▼

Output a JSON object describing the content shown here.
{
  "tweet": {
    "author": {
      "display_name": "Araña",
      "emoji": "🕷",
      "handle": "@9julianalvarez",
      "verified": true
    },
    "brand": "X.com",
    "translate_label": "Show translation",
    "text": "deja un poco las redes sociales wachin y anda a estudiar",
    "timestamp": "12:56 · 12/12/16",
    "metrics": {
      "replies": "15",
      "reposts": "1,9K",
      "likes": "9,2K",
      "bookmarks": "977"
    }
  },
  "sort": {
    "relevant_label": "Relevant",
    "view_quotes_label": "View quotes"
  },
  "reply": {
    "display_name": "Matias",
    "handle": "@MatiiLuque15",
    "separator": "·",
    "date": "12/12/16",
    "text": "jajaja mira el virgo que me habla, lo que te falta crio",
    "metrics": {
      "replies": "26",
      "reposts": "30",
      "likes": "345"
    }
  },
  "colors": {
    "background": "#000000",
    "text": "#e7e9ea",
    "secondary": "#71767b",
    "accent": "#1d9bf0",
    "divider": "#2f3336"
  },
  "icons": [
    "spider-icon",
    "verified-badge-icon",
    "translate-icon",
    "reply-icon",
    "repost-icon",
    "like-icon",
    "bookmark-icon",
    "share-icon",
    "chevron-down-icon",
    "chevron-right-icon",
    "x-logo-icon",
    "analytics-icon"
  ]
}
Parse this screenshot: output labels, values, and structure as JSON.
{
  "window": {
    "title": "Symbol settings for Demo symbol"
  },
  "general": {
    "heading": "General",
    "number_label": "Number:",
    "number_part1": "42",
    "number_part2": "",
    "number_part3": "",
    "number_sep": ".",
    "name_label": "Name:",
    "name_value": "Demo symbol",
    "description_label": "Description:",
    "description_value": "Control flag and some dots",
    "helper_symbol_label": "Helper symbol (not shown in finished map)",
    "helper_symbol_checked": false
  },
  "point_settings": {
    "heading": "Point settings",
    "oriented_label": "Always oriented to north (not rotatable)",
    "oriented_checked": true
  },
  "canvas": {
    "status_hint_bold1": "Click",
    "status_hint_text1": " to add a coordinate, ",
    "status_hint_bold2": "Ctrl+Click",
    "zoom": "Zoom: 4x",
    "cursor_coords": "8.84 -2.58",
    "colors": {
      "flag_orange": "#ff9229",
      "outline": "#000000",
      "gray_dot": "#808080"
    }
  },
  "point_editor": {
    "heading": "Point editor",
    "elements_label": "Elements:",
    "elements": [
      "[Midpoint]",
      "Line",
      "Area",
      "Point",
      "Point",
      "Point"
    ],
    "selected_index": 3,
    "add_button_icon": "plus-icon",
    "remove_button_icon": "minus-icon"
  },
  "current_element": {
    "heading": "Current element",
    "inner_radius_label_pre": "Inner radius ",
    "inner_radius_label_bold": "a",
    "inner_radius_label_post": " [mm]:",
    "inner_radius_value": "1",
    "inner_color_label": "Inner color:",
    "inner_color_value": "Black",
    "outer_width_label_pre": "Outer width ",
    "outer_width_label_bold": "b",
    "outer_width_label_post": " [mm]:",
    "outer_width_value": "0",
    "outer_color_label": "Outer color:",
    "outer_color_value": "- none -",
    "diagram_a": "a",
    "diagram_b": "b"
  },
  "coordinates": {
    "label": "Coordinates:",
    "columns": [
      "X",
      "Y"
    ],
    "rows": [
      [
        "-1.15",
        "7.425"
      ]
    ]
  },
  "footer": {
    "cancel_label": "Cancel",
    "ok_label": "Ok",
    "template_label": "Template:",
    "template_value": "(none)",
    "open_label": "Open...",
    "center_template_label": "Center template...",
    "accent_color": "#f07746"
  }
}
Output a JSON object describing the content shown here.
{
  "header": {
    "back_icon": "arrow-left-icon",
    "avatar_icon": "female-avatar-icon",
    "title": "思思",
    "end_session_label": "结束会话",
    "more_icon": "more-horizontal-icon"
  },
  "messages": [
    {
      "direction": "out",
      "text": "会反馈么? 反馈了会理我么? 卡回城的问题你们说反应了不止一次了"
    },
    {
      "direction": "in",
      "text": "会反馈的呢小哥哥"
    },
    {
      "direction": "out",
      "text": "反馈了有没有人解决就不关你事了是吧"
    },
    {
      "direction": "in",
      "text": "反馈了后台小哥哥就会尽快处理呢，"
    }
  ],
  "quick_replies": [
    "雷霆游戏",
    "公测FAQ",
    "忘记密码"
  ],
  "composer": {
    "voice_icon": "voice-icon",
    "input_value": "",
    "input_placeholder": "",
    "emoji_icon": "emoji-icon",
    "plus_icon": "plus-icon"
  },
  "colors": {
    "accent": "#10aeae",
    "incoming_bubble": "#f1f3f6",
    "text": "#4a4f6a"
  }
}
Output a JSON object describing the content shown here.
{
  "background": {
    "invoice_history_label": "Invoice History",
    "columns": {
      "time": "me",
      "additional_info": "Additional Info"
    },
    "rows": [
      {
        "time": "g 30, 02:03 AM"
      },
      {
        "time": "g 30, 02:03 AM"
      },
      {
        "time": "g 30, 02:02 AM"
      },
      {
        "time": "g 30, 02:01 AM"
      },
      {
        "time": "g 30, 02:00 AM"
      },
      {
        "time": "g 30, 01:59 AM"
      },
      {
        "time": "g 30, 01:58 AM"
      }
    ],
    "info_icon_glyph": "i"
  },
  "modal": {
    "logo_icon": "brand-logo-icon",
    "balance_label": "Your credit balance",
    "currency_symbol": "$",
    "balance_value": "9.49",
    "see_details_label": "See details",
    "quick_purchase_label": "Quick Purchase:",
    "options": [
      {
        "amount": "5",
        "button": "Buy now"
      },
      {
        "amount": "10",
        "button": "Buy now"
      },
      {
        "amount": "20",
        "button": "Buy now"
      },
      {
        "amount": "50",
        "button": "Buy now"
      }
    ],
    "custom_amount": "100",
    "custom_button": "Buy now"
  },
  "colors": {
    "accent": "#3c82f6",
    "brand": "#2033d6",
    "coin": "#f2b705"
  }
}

▲

◆ **Exercise task**: Extract each line from the listing above, please, and repeat it exactly.

◆ **Exercise output**:
Output a JSON object describing the content shown here.
{
  "tweet": {
    "author": {
      "display_name": "Araña",
      "emoji": "🕷",
      "handle": "@9julianalvarez",
      "verified": true
    },
    "brand": "X.com",
    "translate_label": "Show translation",
    "text": "deja un poco las redes sociales wachin y anda a estudiar",
    "timestamp": "12:56 · 12/12/16",
    "metrics": {
      "replies": "15",
      "reposts": "1,9K",
      "likes": "9,2K",
      "bookmarks": "977"
    }
  },
  "sort": {
    "relevant_label": "Relevant",
    "view_quotes_label": "View quotes"
  },
  "reply": {
    "display_name": "Matias",
    "handle": "@MatiiLuque15",
    "separator": "·",
    "date": "12/12/16",
    "text": "jajaja mira el virgo que me habla, lo que te falta crio",
    "metrics": {
      "replies": "26",
      "reposts": "30",
      "likes": "345"
    }
  },
  "colors": {
    "background": "#000000",
    "text": "#e7e9ea",
    "secondary": "#71767b",
    "accent": "#1d9bf0",
    "divider": "#2f3336"
  },
  "icons": [
    "spider-icon",
    "verified-badge-icon",
    "translate-icon",
    "reply-icon",
    "repost-icon",
    "like-icon",
    "bookmark-icon",
    "share-icon",
    "chevron-down-icon",
    "chevron-right-icon",
    "x-logo-icon",
    "analytics-icon"
  ]
}
Parse this screenshot: output labels, values, and structure as JSON.
{
  "window": {
    "title": "Symbol settings for Demo symbol"
  },
  "general": {
    "heading": "General",
    "number_label": "Number:",
    "number_part1": "42",
    "number_part2": "",
    "number_part3": "",
    "number_sep": ".",
    "name_label": "Name:",
    "name_value": "Demo symbol",
    "description_label": "Description:",
    "description_value": "Control flag and some dots",
    "helper_symbol_label": "Helper symbol (not shown in finished map)",
    "helper_symbol_checked": false
  },
  "point_settings": {
    "heading": "Point settings",
    "oriented_label": "Always oriented to north (not rotatable)",
    "oriented_checked": true
  },
  "canvas": {
    "status_hint_bold1": "Click",
    "status_hint_text1": " to add a coordinate, ",
    "status_hint_bold2": "Ctrl+Click",
    "zoom": "Zoom: 4x",
    "cursor_coords": "8.84 -2.58",
    "colors": {
      "flag_orange": "#ff9229",
      "outline": "#000000",
      "gray_dot": "#808080"
    }
  },
  "point_editor": {
    "heading": "Point editor",
    "elements_label": "Elements:",
    "elements": [
      "[Midpoint]",
      "Line",
      "Area",
      "Point",
      "Point",
      "Point"
    ],
    "selected_index": 3,
    "add_button_icon": "plus-icon",
    "remove_button_icon": "minus-icon"
  },
  "current_element": {
    "heading": "Current element",
    "inner_radius_label_pre": "Inner radius ",
    "inner_radius_label_bold": "a",
    "inner_radius_label_post": " [mm]:",
    "inner_radius_value": "1",
    "inner_color_label": "Inner color:",
    "inner_color_value": "Black",
    "outer_width_label_pre": "Outer width ",
    "outer_width_label_bold": "b",
    "outer_width_label_post": " [mm]:",
    "outer_width_value": "0",
    "outer_color_label": "Outer color:",
    "outer_color_value": "- none -",
    "diagram_a": "a",
    "diagram_b": "b"
  },
  "coordinates": {
    "label": "Coordinates:",
    "columns": [
      "X",
      "Y"
    ],
    "rows": [
      [
        "-1.15",
        "7.425"
      ]
    ]
  },
  "footer": {
    "cancel_label": "Cancel",
    "ok_label": "Ok",
    "template_label": "Template:",
    "template_value": "(none)",
    "open_label": "Open...",
    "center_template_label": "Center template...",
    "accent_color": "#f07746"
  }
}
Output a JSON object describing the content shown here.
{
  "header": {
    "back_icon": "arrow-left-icon",
    "avatar_icon": "female-avatar-icon",
    "title": "思思",
    "end_session_label": "结束会话",
    "more_icon": "more-horizontal-icon"
  },
  "messages": [
    {
      "direction": "out",
      "text": "会反馈么? 反馈了会理我么? 卡回城的问题你们说反应了不止一次了"
    },
    {
      "direction": "in",
      "text": "会反馈的呢小哥哥"
    },
    {
      "direction": "out",
      "text": "反馈了有没有人解决就不关你事了是吧"
    },
    {
      "direction": "in",
      "text": "反馈了后台小哥哥就会尽快处理呢，"
    }
  ],
  "quick_replies": [
    "雷霆游戏",
    "公测FAQ",
    "忘记密码"
  ],
  "composer": {
    "voice_icon": "voice-icon",
    "input_value": "",
    "input_placeholder": "",
    "emoji_icon": "emoji-icon",
    "plus_icon": "plus-icon"
  },
  "colors": {
    "accent": "#10aeae",
    "incoming_bubble": "#f1f3f6",
    "text": "#4a4f6a"
  }
}
Output a JSON object describing the content shown here.
{
  "background": {
    "invoice_history_label": "Invoice History",
    "columns": {
      "time": "me",
      "additional_info": "Additional Info"
    },
    "rows": [
      {
        "time": "g 30, 02:03 AM"
      },
      {
        "time": "g 30, 02:03 AM"
      },
      {
        "time": "g 30, 02:02 AM"
      },
      {
        "time": "g 30, 02:01 AM"
      },
      {
        "time": "g 30, 02:00 AM"
      },
      {
        "time": "g 30, 01:59 AM"
      },
      {
        "time": "g 30, 01:58 AM"
      }
    ],
    "info_icon_glyph": "i"
  },
  "modal": {
    "logo_icon": "brand-logo-icon",
    "balance_label": "Your credit balance",
    "currency_symbol": "$",
    "balance_value": "9.49",
    "see_details_label": "See details",
    "quick_purchase_label": "Quick Purchase:",
    "options": [
      {
        "amount": "5",
        "button": "Buy now"
      },
      {
        "amount": "10",
        "button": "Buy now"
      },
      {
        "amount": "20",
        "button": "Buy now"
      },
      {
        "amount": "50",
        "button": "Buy now"
      }
    ],
    "custom_amount": "100",
    "custom_button": "Buy now"
  },
  "colors": {
    "accent": "#3c82f6",
    "brand": "#2033d6",
    "coin": "#f2b705"
  }
}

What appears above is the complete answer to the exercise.